*SUPPLIED MATERIAL*:

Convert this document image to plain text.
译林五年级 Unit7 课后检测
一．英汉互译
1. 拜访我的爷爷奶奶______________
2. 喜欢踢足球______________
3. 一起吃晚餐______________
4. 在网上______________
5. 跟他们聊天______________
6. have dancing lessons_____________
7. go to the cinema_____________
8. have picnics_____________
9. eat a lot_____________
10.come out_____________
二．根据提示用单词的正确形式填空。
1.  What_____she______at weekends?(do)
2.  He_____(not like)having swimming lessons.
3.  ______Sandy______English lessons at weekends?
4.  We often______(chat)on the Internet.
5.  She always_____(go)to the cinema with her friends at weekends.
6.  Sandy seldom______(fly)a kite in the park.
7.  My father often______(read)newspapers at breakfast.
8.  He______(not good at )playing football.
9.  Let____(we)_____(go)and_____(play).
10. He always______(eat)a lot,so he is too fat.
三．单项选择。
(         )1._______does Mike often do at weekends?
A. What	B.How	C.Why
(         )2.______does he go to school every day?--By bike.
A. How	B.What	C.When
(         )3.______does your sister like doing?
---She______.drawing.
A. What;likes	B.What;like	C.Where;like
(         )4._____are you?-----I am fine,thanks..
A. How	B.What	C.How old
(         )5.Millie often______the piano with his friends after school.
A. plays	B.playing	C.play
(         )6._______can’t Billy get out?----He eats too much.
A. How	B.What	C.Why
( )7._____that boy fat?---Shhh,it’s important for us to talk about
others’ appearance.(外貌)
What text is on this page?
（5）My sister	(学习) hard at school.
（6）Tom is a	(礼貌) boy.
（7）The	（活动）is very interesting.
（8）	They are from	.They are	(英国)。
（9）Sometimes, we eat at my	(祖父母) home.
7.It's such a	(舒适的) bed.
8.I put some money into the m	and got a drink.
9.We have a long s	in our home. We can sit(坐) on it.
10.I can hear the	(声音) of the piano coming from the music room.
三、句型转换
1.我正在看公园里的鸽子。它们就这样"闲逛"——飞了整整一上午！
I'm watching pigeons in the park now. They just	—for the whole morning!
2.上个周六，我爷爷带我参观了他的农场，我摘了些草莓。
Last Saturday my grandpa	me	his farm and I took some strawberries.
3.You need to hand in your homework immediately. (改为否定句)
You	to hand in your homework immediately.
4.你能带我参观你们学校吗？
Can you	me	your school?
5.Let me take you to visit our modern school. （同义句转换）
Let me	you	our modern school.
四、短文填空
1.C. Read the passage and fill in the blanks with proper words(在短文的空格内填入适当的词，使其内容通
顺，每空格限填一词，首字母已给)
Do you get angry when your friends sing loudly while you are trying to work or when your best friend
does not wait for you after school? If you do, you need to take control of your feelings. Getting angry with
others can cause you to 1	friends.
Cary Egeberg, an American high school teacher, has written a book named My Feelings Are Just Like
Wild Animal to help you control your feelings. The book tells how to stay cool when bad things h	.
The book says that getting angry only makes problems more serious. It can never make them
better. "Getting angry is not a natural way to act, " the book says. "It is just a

*SHORT EXERCISE*:
Repeat the entries above exactly, leaving nothing out.

*THE RESULT*:
Convert this document image to plain text.
译林五年级 Unit7 课后检测
一．英汉互译
1. 拜访我的爷爷奶奶______________
2. 喜欢踢足球______________
3. 一起吃晚餐______________
4. 在网上______________
5. 跟他们聊天______________
6. have dancing lessons_____________
7. go to the cinema_____________
8. have picnics_____________
9. eat a lot_____________
10.come out_____________
二．根据提示用单词的正确形式填空。
1.  What_____she______at weekends?(do)
2.  He_____(not like)having swimming lessons.
3.  ______Sandy______English lessons at weekends?
4.  We often______(chat)on the Internet.
5.  She always_____(go)to the cinema with her friends at weekends.
6.  Sandy seldom______(fly)a kite in the park.
7.  My father often______(read)newspapers at breakfast.
8.  He______(not good at )playing football.
9.  Let____(we)_____(go)and_____(play).
10. He always______(eat)a lot,so he is too fat.
三．单项选择。
(         )1._______does Mike often do at weekends?
A. What	B.How	C.Why
(         )2.______does he go to school every day?--By bike.
A. How	B.What	C.When
(         )3.______does your sister like doing?
---She______.drawing.
A. What;likes	B.What;like	C.Where;like
(         )4._____are you?-----I am fine,thanks..
A. How	B.What	C.How old
(         )5.Millie often______the piano with his friends after school.
A. plays	B.playing	C.play
(         )6._______can’t Billy get out?----He eats too much.
A. How	B.What	C.Why
( )7._____that boy fat?---Shhh,it’s important for us to talk about
others’ appearance.(外貌)
What text is on this page?
（5）My sister	(学习) hard at school.
（6）Tom is a	(礼貌) boy.
（7）The	（活动）is very interesting.
（8）	They are from	.They are	(英国)。
（9）Sometimes, we eat at my	(祖父母) home.
7.It's such a	(舒适的) bed.
8.I put some money into the m	and got a drink.
9.We have a long s	in our home. We can sit(坐) on it.
10.I can hear the	(声音) of the piano coming from the music room.
三、句型转换
1.我正在看公园里的鸽子。它们就这样"闲逛"——飞了整整一上午！
I'm watching pigeons in the park now. They just	—for the whole morning!
2.上个周六，我爷爷带我参观了他的农场，我摘了些草莓。
Last Saturday my grandpa	me	his farm and I took some strawberries.
3.You need to hand in your homework immediately. (改为否定句)
You	to hand in your homework immediately.
4.你能带我参观你们学校吗？
Can you	me	your school?
5.Let me take you to visit our modern school. （同义句转换）
Let me	you	our modern school.
四、短文填空
1.C. Read the passage and fill in the blanks with proper words(在短文的空格内填入适当的词，使其内容通
顺，每空格限填一词，首字母已给)
Do you get angry when your friends sing loudly while you are trying to work or when your best friend
does not wait for you after school? If you do, you need to take control of your feelings. Getting angry with
others can cause you to 1	friends.
Cary Egeberg, an American high school teacher, has written a book named My Feelings Are Just Like
Wild Animal to help you control your feelings. The book tells how to stay cool when bad things h	.
The book says that getting angry only makes problems more serious. It can never make them
better. "Getting angry is not a natural way to act, " the book says. "It is just a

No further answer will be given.